Check every line below for the string "fonds", and copy the lines that contain it.

Records contained in a dataset:
>> start

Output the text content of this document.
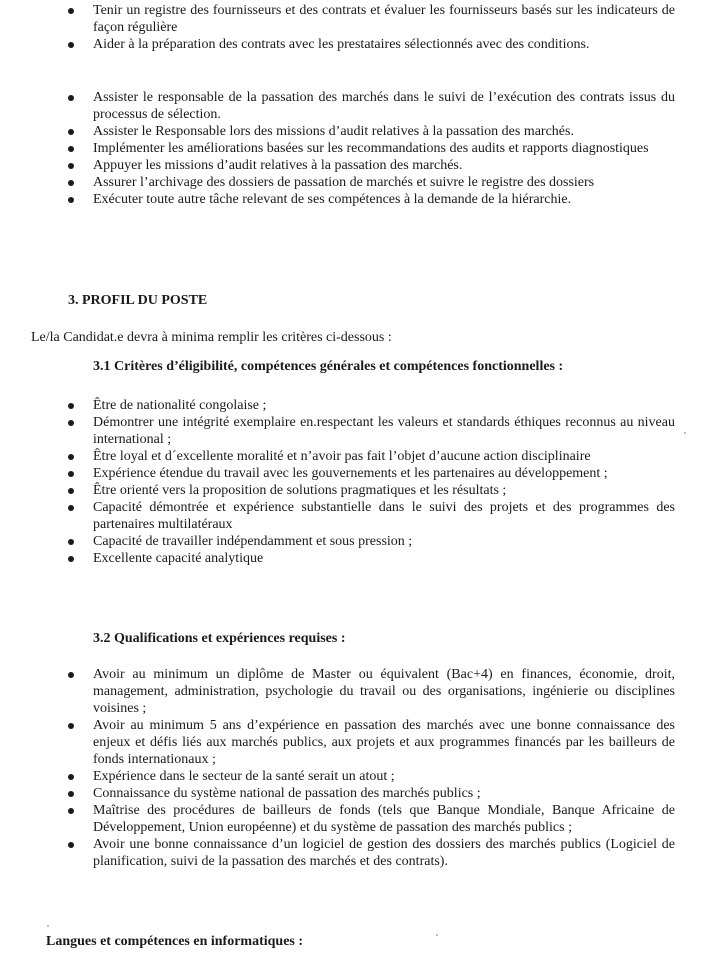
Tenir un registre des fournisseurs et des contrats et évaluer les fournisseurs basés sur les indicateurs de façon régulière
Aider à la préparation des contrats avec les prestataires sélectionnés avec des conditions.
Assister le responsable de la passation des marchés dans le suivi de l’exécution des contrats issus du processus de sélection.
Assister le Responsable lors des missions d’audit relatives à la passation des marchés.
Implémenter les améliorations basées sur les recommandations des audits et rapports diagnostiques
Appuyer les missions d’audit relatives à la passation des marchés.
Assurer l’archivage des dossiers de passation de marchés et suivre le registre des dossiers
Exécuter toute autre tâche relevant de ses compétences à la demande de la hiérarchie.
3. PROFIL DU POSTE
Le/la Candidat.e devra à minima remplir les critères ci-dessous :
3.1 Critères d’éligibilité, compétences générales et compétences fonctionnelles :
Être de nationalité congolaise ;
Démontrer une intégrité exemplaire en.respectant les valeurs et standards éthiques reconnus au niveau international ;
Être loyal et d´excellente moralité et n’avoir pas fait l’objet d’aucune action disciplinaire
Expérience étendue du travail avec les gouvernements et les partenaires au développement ;
Être orienté vers la proposition de solutions pragmatiques et les résultats ;
Capacité démontrée et expérience substantielle dans le suivi des projets et des programmes des partenaires multilatéraux
Capacité de travailler indépendamment et sous pression ;
Excellente capacité analytique
3.2 Qualifications et expériences requises :
Avoir au minimum un diplôme de Master ou équivalent (Bac+4) en finances, économie, droit, management, administration, psychologie du travail ou des organisations, ingénierie ou disciplines voisines ;
Avoir au minimum 5 ans d’expérience en passation des marchés avec une bonne connaissance des enjeux et défis liés aux marchés publics, aux projets et aux programmes financés par les bailleurs de fonds internationaux ;
Expérience dans le secteur de la santé serait un atout ;
Connaissance du système national de passation des marchés publics ;
Maîtrise des procédures de bailleurs de fonds (tels que Banque Mondiale, Banque Africaine de Développement, Union européenne) et du système de passation des marchés publics ;
Avoir une bonne connaissance d’un logiciel de gestion des dossiers des marchés publics (Logiciel de planification, suivi de la passation des marchés et des contrats).
Langues et compétences en informatiques :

>> end

» **Answer to this exercise**
Avoir au minimum 5 ans d’expérience en passation des marchés avec une bonne connaissance des enjeux et défis liés aux marchés publics, aux projets et aux programmes financés par les bailleurs de fonds internationaux ;
Maîtrise des procédures de bailleurs de fonds (tels que Banque Mondiale, Banque Africaine de Développement, Union européenne) et du système de passation des marchés publics ;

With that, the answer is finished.